(DATA SUPPLIED begins)

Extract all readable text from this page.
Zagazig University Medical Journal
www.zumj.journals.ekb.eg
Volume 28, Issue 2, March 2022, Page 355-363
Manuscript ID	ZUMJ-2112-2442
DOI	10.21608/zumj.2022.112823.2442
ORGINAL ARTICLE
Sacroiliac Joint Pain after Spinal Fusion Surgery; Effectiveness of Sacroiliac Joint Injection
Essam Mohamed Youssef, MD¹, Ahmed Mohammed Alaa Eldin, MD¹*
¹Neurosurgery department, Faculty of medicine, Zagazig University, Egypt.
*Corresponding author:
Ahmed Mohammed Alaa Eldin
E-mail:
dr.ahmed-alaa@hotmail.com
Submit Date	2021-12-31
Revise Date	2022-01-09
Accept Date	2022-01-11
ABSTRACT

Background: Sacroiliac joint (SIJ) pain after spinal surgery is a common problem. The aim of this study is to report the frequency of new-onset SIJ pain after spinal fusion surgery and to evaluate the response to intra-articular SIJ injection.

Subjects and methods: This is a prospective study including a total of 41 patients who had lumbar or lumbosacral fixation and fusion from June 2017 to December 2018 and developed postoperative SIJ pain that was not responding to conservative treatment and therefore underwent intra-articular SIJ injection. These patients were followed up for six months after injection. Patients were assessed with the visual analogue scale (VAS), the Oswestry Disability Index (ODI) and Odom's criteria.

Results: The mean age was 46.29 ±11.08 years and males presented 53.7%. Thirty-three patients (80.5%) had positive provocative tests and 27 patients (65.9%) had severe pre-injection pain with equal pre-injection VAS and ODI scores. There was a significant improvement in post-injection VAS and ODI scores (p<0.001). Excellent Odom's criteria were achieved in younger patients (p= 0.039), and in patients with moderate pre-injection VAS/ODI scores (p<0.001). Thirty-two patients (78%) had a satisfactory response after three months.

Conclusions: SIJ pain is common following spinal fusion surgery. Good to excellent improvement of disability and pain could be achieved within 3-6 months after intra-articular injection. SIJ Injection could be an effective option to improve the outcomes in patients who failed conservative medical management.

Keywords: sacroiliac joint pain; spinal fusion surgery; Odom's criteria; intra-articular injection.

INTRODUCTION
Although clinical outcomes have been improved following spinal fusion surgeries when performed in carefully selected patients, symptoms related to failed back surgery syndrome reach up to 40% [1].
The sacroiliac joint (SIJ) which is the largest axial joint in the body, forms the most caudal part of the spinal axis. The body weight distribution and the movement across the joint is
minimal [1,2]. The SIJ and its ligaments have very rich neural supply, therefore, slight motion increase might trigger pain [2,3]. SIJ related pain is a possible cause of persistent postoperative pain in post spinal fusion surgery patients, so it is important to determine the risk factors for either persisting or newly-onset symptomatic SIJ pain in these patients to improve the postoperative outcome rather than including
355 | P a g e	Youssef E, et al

(DATA SUPPLIED ends)

The response should be every record above restated exactly.

Extract all readable text from this page.
Zagazig University Medical Journal
www.zumj.journals.ekb.eg
Volume 28, Issue 2, March 2022, Page 355-363
Manuscript ID	ZUMJ-2112-2442
DOI	10.21608/zumj.2022.112823.2442
ORGINAL ARTICLE
Sacroiliac Joint Pain after Spinal Fusion Surgery; Effectiveness of Sacroiliac Joint Injection
Essam Mohamed Youssef, MD¹, Ahmed Mohammed Alaa Eldin, MD¹*
¹Neurosurgery department, Faculty of medicine, Zagazig University, Egypt.
*Corresponding author:
Ahmed Mohammed Alaa Eldin
E-mail:
dr.ahmed-alaa@hotmail.com
Submit Date	2021-12-31
Revise Date	2022-01-09
Accept Date	2022-01-11
ABSTRACT

Background: Sacroiliac joint (SIJ) pain after spinal surgery is a common problem. The aim of this study is to report the frequency of new-onset SIJ pain after spinal fusion surgery and to evaluate the response to intra-articular SIJ injection.

Subjects and methods: This is a prospective study including a total of 41 patients who had lumbar or lumbosacral fixation and fusion from June 2017 to December 2018 and developed postoperative SIJ pain that was not responding to conservative treatment and therefore underwent intra-articular SIJ injection. These patients were followed up for six months after injection. Patients were assessed with the visual analogue scale (VAS), the Oswestry Disability Index (ODI) and Odom's criteria.

Results: The mean age was 46.29 ±11.08 years and males presented 53.7%. Thirty-three patients (80.5%) had positive provocative tests and 27 patients (65.9%) had severe pre-injection pain with equal pre-injection VAS and ODI scores. There was a significant improvement in post-injection VAS and ODI scores (p<0.001). Excellent Odom's criteria were achieved in younger patients (p= 0.039), and in patients with moderate pre-injection VAS/ODI scores (p<0.001). Thirty-two patients (78%) had a satisfactory response after three months.

Conclusions: SIJ pain is common following spinal fusion surgery. Good to excellent improvement of disability and pain could be achieved within 3-6 months after intra-articular injection. SIJ Injection could be an effective option to improve the outcomes in patients who failed conservative medical management.

Keywords: sacroiliac joint pain; spinal fusion surgery; Odom's criteria; intra-articular injection.

INTRODUCTION
Although clinical outcomes have been improved following spinal fusion surgeries when performed in carefully selected patients, symptoms related to failed back surgery syndrome reach up to 40% [1].
The sacroiliac joint (SIJ) which is the largest axial joint in the body, forms the most caudal part of the spinal axis. The body weight distribution and the movement across the joint is
minimal [1,2]. The SIJ and its ligaments have very rich neural supply, therefore, slight motion increase might trigger pain [2,3]. SIJ related pain is a possible cause of persistent postoperative pain in post spinal fusion surgery patients, so it is important to determine the risk factors for either persisting or newly-onset symptomatic SIJ pain in these patients to improve the postoperative outcome rather than including
355 | P a g e	Youssef E, et al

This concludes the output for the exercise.